» **What to produce**
Identify every line containing the word "JSON" and reproduce each one.

Excerpts from a figure dataset
++++++

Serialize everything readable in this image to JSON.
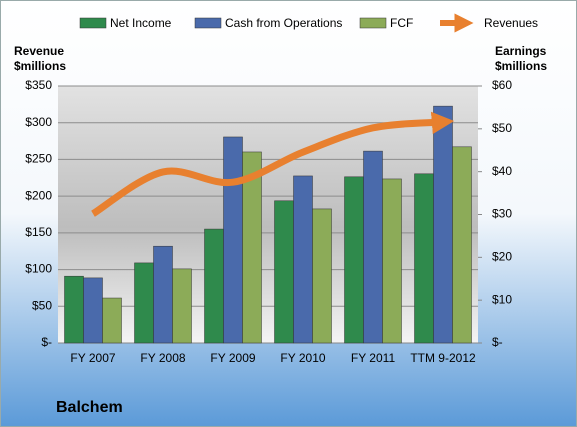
{
  "chart_data": {
    "type": "bar_line",
    "title": "Balchem",
    "y_label": [
      "Revenue",
      "$millions"
    ],
    "y2_label": [
      "Earnings",
      "$millions"
    ],
    "categories": [
      "FY 2007",
      "FY 2008",
      "FY 2009",
      "FY 2010",
      "FY 2011",
      "TTM 9-2012"
    ],
    "series": [
      {
        "name": "Net Income",
        "color": "#2f8a4c",
        "axis": "y2",
        "kind": "bar",
        "values": [
          15.6,
          18.7,
          26.6,
          33.2,
          38.8,
          39.5
        ]
      },
      {
        "name": "Cash from Operations",
        "color": "#4a6aab",
        "axis": "y2",
        "kind": "bar",
        "values": [
          15.2,
          22.6,
          48.1,
          39.0,
          44.8,
          55.3
        ]
      },
      {
        "name": "FCF",
        "color": "#8cab58",
        "axis": "y2",
        "kind": "bar",
        "values": [
          10.5,
          17.3,
          44.6,
          31.3,
          38.3,
          45.8
        ]
      },
      {
        "name": "Revenues",
        "color": "#e8802f",
        "axis": "y",
        "kind": "line",
        "values": [
          176,
          233,
          219,
          260,
          293,
          301
        ]
      }
    ],
    "ylim": [
      0,
      350
    ],
    "yticks": [
      {
        "value": 0,
        "label": "$-"
      },
      {
        "value": 50,
        "label": "$50"
      },
      {
        "value": 100,
        "label": "$100"
      },
      {
        "value": 150,
        "label": "$150"
      },
      {
        "value": 200,
        "label": "$200"
      },
      {
        "value": 250,
        "label": "$250"
      },
      {
        "value": 300,
        "label": "$300"
      },
      {
        "value": 350,
        "label": "$350"
      }
    ],
    "y2lim": [
      0,
      60
    ],
    "y2ticks": [
      {
        "value": 0,
        "label": "$-"
      },
      {
        "value": 10,
        "label": "$10"
      },
      {
        "value": 20,
        "label": "$20"
      },
      {
        "value": 30,
        "label": "$30"
      },
      {
        "value": 40,
        "label": "$40"
      },
      {
        "value": 50,
        "label": "$50"
      },
      {
        "value": 60,
        "label": "$60"
      }
    ],
    "grid": true
  }
}
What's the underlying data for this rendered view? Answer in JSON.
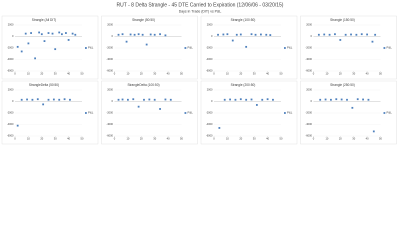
{
  "title": "RUT - 8 Delta Strangle - 45 DTE Carried to Expiration   (12/06/06 - 03/20/15)",
  "subtitle": "Days in Trade (DIT) vs P&L",
  "chart_data": [
    {
      "type": "scatter",
      "title": "Strangle (All DIT)",
      "x": [
        2,
        5,
        8,
        10,
        12,
        15,
        18,
        20,
        22,
        25,
        28,
        30,
        33,
        35,
        38,
        40,
        43,
        45
      ],
      "series": [
        {
          "name": "P&L",
          "color": "#4f81bd",
          "values": [
            -1800,
            -2600,
            500,
            -1200,
            600,
            -3800,
            700,
            400,
            -800,
            600,
            500,
            -2200,
            700,
            400,
            600,
            -600,
            500,
            300
          ]
        }
      ],
      "xlim": [
        0,
        50
      ],
      "xticks": [
        0,
        10,
        20,
        30,
        40,
        50
      ],
      "ylim": [
        -6000,
        2000
      ],
      "yticks": [
        -6000,
        -4000,
        -2000,
        0,
        2000
      ]
    },
    {
      "type": "scatter",
      "title": "Strangle (50:50)",
      "x": [
        3,
        6,
        9,
        12,
        15,
        18,
        21,
        24,
        27,
        30,
        34,
        38
      ],
      "series": [
        {
          "name": "P&L",
          "color": "#4f81bd",
          "values": [
            300,
            400,
            -900,
            350,
            300,
            400,
            300,
            -1400,
            350,
            300,
            400,
            200
          ]
        }
      ],
      "xlim": [
        0,
        50
      ],
      "xticks": [
        0,
        10,
        20,
        30,
        40,
        50
      ],
      "ylim": [
        -6000,
        2000
      ],
      "yticks": [
        -6000,
        -4000,
        -2000,
        0,
        2000
      ]
    },
    {
      "type": "scatter",
      "title": "Strangle (100:50)",
      "x": [
        3,
        7,
        10,
        14,
        17,
        20,
        24,
        28,
        31,
        35,
        39,
        42
      ],
      "series": [
        {
          "name": "P&L",
          "color": "#4f81bd",
          "values": [
            300,
            350,
            400,
            -700,
            300,
            350,
            -1800,
            400,
            300,
            350,
            300,
            250
          ]
        }
      ],
      "xlim": [
        0,
        50
      ],
      "xticks": [
        0,
        10,
        20,
        30,
        40,
        50
      ],
      "ylim": [
        -6000,
        2000
      ],
      "yticks": [
        -6000,
        -4000,
        -2000,
        0,
        2000
      ]
    },
    {
      "type": "scatter",
      "title": "Strangle (150:50)",
      "x": [
        4,
        8,
        12,
        16,
        20,
        24,
        28,
        32,
        36,
        40,
        44,
        46
      ],
      "series": [
        {
          "name": "P&L",
          "color": "#4f81bd",
          "values": [
            300,
            350,
            300,
            400,
            -600,
            300,
            350,
            300,
            400,
            350,
            -900,
            300
          ]
        }
      ],
      "xlim": [
        0,
        50
      ],
      "xticks": [
        0,
        10,
        20,
        30,
        40,
        50
      ],
      "ylim": [
        -6000,
        2000
      ],
      "yticks": [
        -6000,
        -4000,
        -2000,
        0,
        2000
      ]
    },
    {
      "type": "scatter",
      "title": "StrangleDelta (50:50)",
      "x": [
        2,
        5,
        9,
        13,
        17,
        21,
        25,
        29,
        33,
        37,
        41
      ],
      "series": [
        {
          "name": "P&L",
          "color": "#4f81bd",
          "values": [
            -4200,
            300,
            350,
            300,
            400,
            -500,
            300,
            350,
            300,
            400,
            300
          ]
        }
      ],
      "xlim": [
        0,
        50
      ],
      "xticks": [
        0,
        10,
        20,
        30,
        40,
        50
      ],
      "ylim": [
        -6000,
        2000
      ],
      "yticks": [
        -6000,
        -4000,
        -2000,
        0,
        2000
      ]
    },
    {
      "type": "scatter",
      "title": "StrangleDelta (100:50)",
      "x": [
        3,
        6,
        10,
        14,
        18,
        22,
        26,
        30,
        34,
        38,
        42
      ],
      "series": [
        {
          "name": "P&L",
          "color": "#4f81bd",
          "values": [
            300,
            350,
            300,
            400,
            -900,
            300,
            350,
            300,
            -1300,
            350,
            300
          ]
        }
      ],
      "xlim": [
        0,
        50
      ],
      "xticks": [
        0,
        10,
        20,
        30,
        40,
        50
      ],
      "ylim": [
        -6000,
        2000
      ],
      "yticks": [
        -6000,
        -4000,
        -2000,
        0,
        2000
      ]
    },
    {
      "type": "scatter",
      "title": "Strangle (200:50)",
      "x": [
        4,
        8,
        12,
        16,
        20,
        24,
        28,
        32,
        36,
        40,
        44
      ],
      "series": [
        {
          "name": "P&L",
          "color": "#4f81bd",
          "values": [
            -4600,
            300,
            350,
            300,
            400,
            300,
            350,
            -600,
            300,
            400,
            300
          ]
        }
      ],
      "xlim": [
        0,
        50
      ],
      "xticks": [
        0,
        10,
        20,
        30,
        40,
        50
      ],
      "ylim": [
        -6000,
        2000
      ],
      "yticks": [
        -6000,
        -4000,
        -2000,
        0,
        2000
      ]
    },
    {
      "type": "scatter",
      "title": "Strangle (250:50)",
      "x": [
        5,
        9,
        13,
        17,
        21,
        25,
        29,
        33,
        37,
        41,
        45
      ],
      "series": [
        {
          "name": "P&L",
          "color": "#4f81bd",
          "values": [
            300,
            350,
            300,
            400,
            350,
            300,
            -1100,
            400,
            350,
            300,
            -5200
          ]
        }
      ],
      "xlim": [
        0,
        50
      ],
      "xticks": [
        0,
        10,
        20,
        30,
        40,
        50
      ],
      "ylim": [
        -6000,
        2000
      ],
      "yticks": [
        -6000,
        -4000,
        -2000,
        0,
        2000
      ]
    }
  ]
}
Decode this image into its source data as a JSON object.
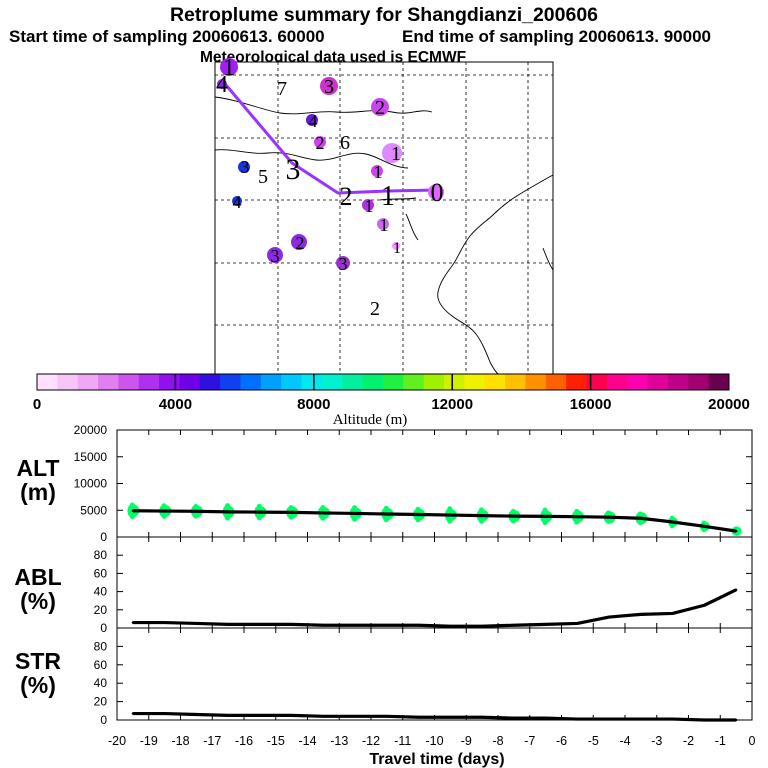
{
  "title": "Retroplume summary for Shangdianzi_200606",
  "start_time": "Start time of sampling 20060613. 60000",
  "end_time": "End time of sampling 20060613. 90000",
  "met_data": "Meteorological data used is ECMWF",
  "colors": {
    "trajectory": "#9933ff",
    "alt_markers": "#00ff66",
    "line": "#000000"
  },
  "map": {
    "markers": [
      {
        "label": "1",
        "color": "#a020f0"
      },
      {
        "label": "4",
        "color": "#8a2be2"
      },
      {
        "label": "7",
        "color": null
      },
      {
        "label": "3",
        "color": "#cc33cc"
      },
      {
        "label": "2",
        "color": "#cc44ee"
      },
      {
        "label": "4",
        "color": "#6a1bd8"
      },
      {
        "label": "2",
        "color": "#cc44ee"
      },
      {
        "label": "6",
        "color": null
      },
      {
        "label": "1",
        "color": "#dd88ff"
      },
      {
        "label": "3",
        "color": "#1a33dd"
      },
      {
        "label": "5",
        "color": null
      },
      {
        "label": "3",
        "color": null
      },
      {
        "label": "1",
        "color": "#cc44ee"
      },
      {
        "label": "2",
        "color": null
      },
      {
        "label": "1",
        "color": null
      },
      {
        "label": "0",
        "color": "#dd66ff"
      },
      {
        "label": "4",
        "color": "#1a33dd"
      },
      {
        "label": "1",
        "color": "#aa33dd"
      },
      {
        "label": "1",
        "color": "#cc66ee"
      },
      {
        "label": "2",
        "color": "#8a2be2"
      },
      {
        "label": "1",
        "color": "#ee99ff"
      },
      {
        "label": "3",
        "color": "#8a2be2"
      },
      {
        "label": "3",
        "color": "#9933cc"
      },
      {
        "label": "2",
        "color": null
      }
    ]
  },
  "colorbar": {
    "colors": [
      "#ffe0ff",
      "#f7c5f7",
      "#f0a8f5",
      "#e080f0",
      "#cc55ee",
      "#b030f0",
      "#9010f0",
      "#7000e8",
      "#3010e0",
      "#1040f0",
      "#0070ff",
      "#00a0ff",
      "#00c8ff",
      "#00e8f0",
      "#00f0d0",
      "#00f0a0",
      "#00f070",
      "#20f040",
      "#60f020",
      "#a0f000",
      "#d0f000",
      "#f0f000",
      "#ffe000",
      "#ffc000",
      "#ff9000",
      "#ff6000",
      "#ff2000",
      "#ff0050",
      "#ff0090",
      "#ff00b0",
      "#e0009a",
      "#c00088",
      "#a00070",
      "#6a0050"
    ],
    "tick_labels": [
      "0",
      "4000",
      "8000",
      "12000",
      "16000",
      "20000"
    ],
    "title": "Altitude (m)"
  },
  "chart_data": [
    {
      "type": "line",
      "name": "ALT",
      "ylabel": [
        "ALT",
        "(m)"
      ],
      "ylim": [
        0,
        20000
      ],
      "yticks": [
        "20000",
        "15000",
        "10000",
        "5000",
        "0"
      ],
      "x": [
        -19.5,
        -18.5,
        -17.5,
        -16.5,
        -15.5,
        -14.5,
        -13.5,
        -12.5,
        -11.5,
        -10.5,
        -9.5,
        -8.5,
        -7.5,
        -6.5,
        -5.5,
        -4.5,
        -3.5,
        -2.5,
        -1.5,
        -0.5
      ],
      "values": [
        4900,
        4850,
        4800,
        4700,
        4650,
        4600,
        4500,
        4400,
        4300,
        4200,
        4100,
        4000,
        3900,
        3850,
        3800,
        3700,
        3500,
        2800,
        2000,
        1100
      ],
      "scatter_spread": [
        1200,
        1100,
        1000,
        1300,
        1200,
        1000,
        1100,
        1200,
        1200,
        1100,
        1300,
        1200,
        1000,
        1300,
        1100,
        900,
        900,
        900,
        800,
        500
      ]
    },
    {
      "type": "line",
      "name": "ABL",
      "ylabel": [
        "ABL",
        "(%)"
      ],
      "ylim": [
        0,
        100
      ],
      "yticks": [
        "80",
        "60",
        "40",
        "20",
        "0"
      ],
      "x": [
        -19.5,
        -18.5,
        -17.5,
        -16.5,
        -15.5,
        -14.5,
        -13.5,
        -12.5,
        -11.5,
        -10.5,
        -9.5,
        -8.5,
        -7.5,
        -6.5,
        -5.5,
        -4.5,
        -3.5,
        -2.5,
        -1.5,
        -0.5
      ],
      "values": [
        6,
        6,
        5,
        4,
        4,
        4,
        3,
        3,
        3,
        3,
        2,
        2,
        3,
        4,
        5,
        12,
        15,
        16,
        25,
        42
      ]
    },
    {
      "type": "line",
      "name": "STR",
      "ylabel": [
        "STR",
        "(%)"
      ],
      "ylim": [
        0,
        100
      ],
      "yticks": [
        "80",
        "60",
        "40",
        "20",
        "0"
      ],
      "x": [
        -19.5,
        -18.5,
        -17.5,
        -16.5,
        -15.5,
        -14.5,
        -13.5,
        -12.5,
        -11.5,
        -10.5,
        -9.5,
        -8.5,
        -7.5,
        -6.5,
        -5.5,
        -4.5,
        -3.5,
        -2.5,
        -1.5,
        -0.5
      ],
      "values": [
        7,
        7,
        6,
        5,
        5,
        5,
        4,
        4,
        4,
        3,
        3,
        3,
        2,
        2,
        1,
        1,
        1,
        1,
        0,
        0
      ]
    }
  ],
  "x_axis": {
    "label": "Travel time (days)",
    "ticks": [
      "-20",
      "-19",
      "-18",
      "-17",
      "-16",
      "-15",
      "-14",
      "-13",
      "-12",
      "-11",
      "-10",
      "-9",
      "-8",
      "-7",
      "-6",
      "-5",
      "-4",
      "-3",
      "-2",
      "-1",
      "0"
    ]
  }
}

++++++

» **Expected output**
Serialize everything readable in this image to JSON.
What's the underlying data for this rendered view? Answer in JSON.
Decode this image into its source data as a JSON object.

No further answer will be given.